» What is being asked:
Identify the lines holding "Settings" and copy them.

- - - -

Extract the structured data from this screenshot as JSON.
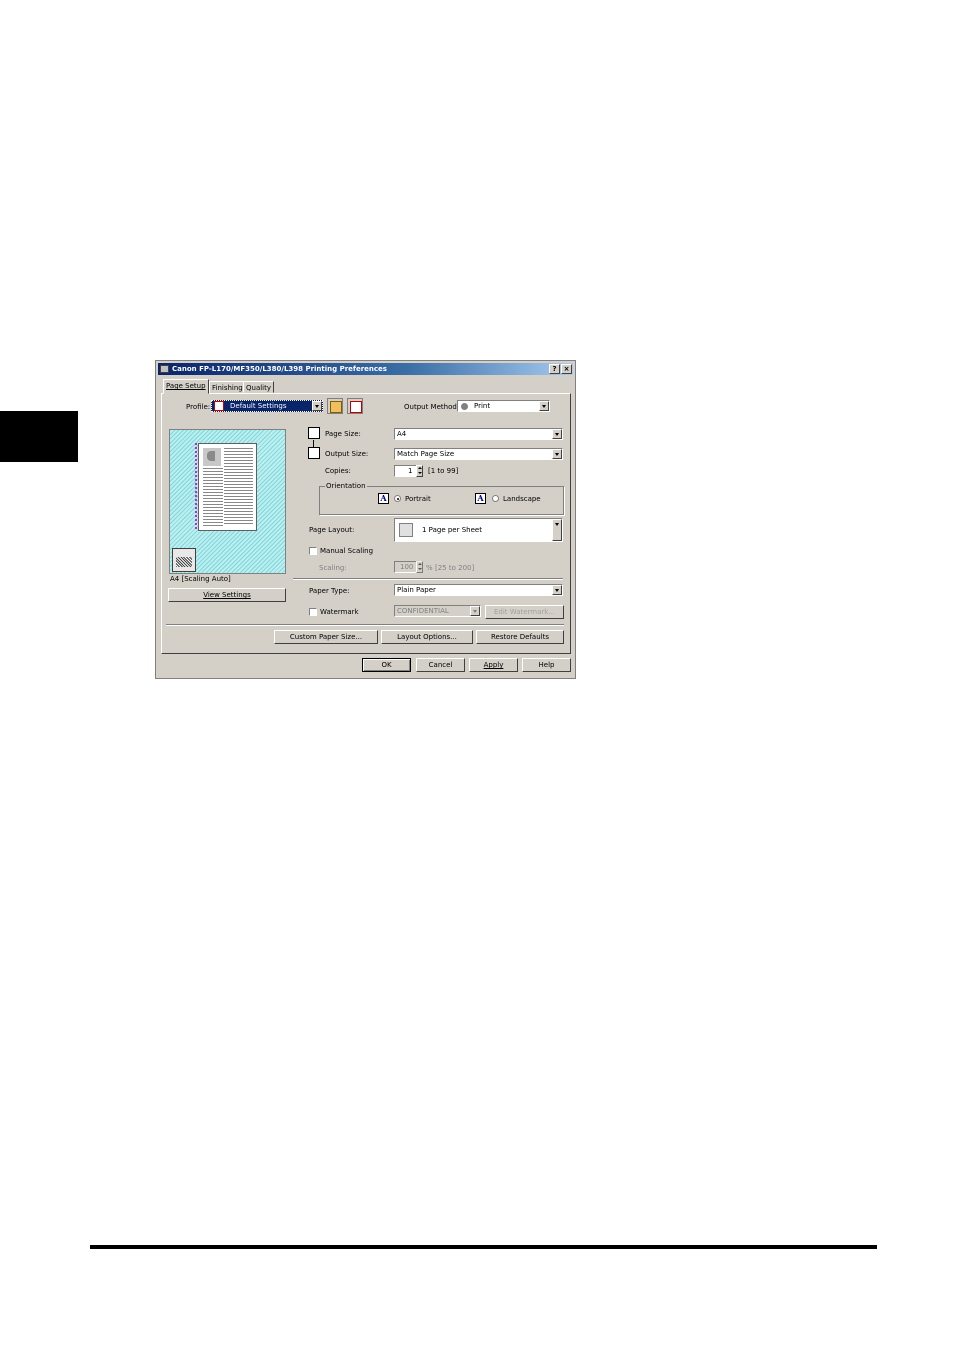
{
  "window": {
    "title": "Canon FP-L170/MF350/L380/L398 Printing Preferences",
    "help_btn": "?",
    "close_btn": "×"
  },
  "tabs": [
    {
      "label": "Page Setup",
      "active": true
    },
    {
      "label": "Finishing",
      "active": false
    },
    {
      "label": "Quality",
      "active": false
    }
  ],
  "profile": {
    "label": "Profile:",
    "value": "Default Settings"
  },
  "output_method": {
    "label": "Output Method:",
    "value": "Print"
  },
  "preview": {
    "caption": "A4 [Scaling Auto]",
    "view_settings_button": "View Settings"
  },
  "page_size": {
    "label": "Page Size:",
    "value": "A4"
  },
  "output_size": {
    "label": "Output Size:",
    "value": "Match Page Size"
  },
  "copies": {
    "label": "Copies:",
    "value": "1",
    "range": "[1 to 99]"
  },
  "orientation": {
    "group_label": "Orientation",
    "portrait": "Portrait",
    "landscape": "Landscape",
    "icon_letter": "A"
  },
  "page_layout": {
    "label": "Page Layout:",
    "value": "1 Page per Sheet"
  },
  "manual_scaling": {
    "label": "Manual Scaling"
  },
  "scaling": {
    "label": "Scaling:",
    "value": "100",
    "unit": "%",
    "range": "[25 to 200]"
  },
  "paper_type": {
    "label": "Paper Type:",
    "value": "Plain Paper"
  },
  "watermark": {
    "label": "Watermark",
    "value": "CONFIDENTIAL",
    "edit_button": "Edit Watermark..."
  },
  "actions": {
    "custom_paper_size": "Custom Paper Size...",
    "layout_options": "Layout Options...",
    "restore_defaults": "Restore Defaults"
  },
  "footer": {
    "ok": "OK",
    "cancel": "Cancel",
    "apply": "Apply",
    "help": "Help"
  },
  "colors": {
    "titlebar": "#0a246a",
    "dialog_bg": "#d4d0c8",
    "selection": "#0a246a"
  }
}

- - - -

» Final result:
    "value": "Default Settings"
    "view_settings_button": "View Settings"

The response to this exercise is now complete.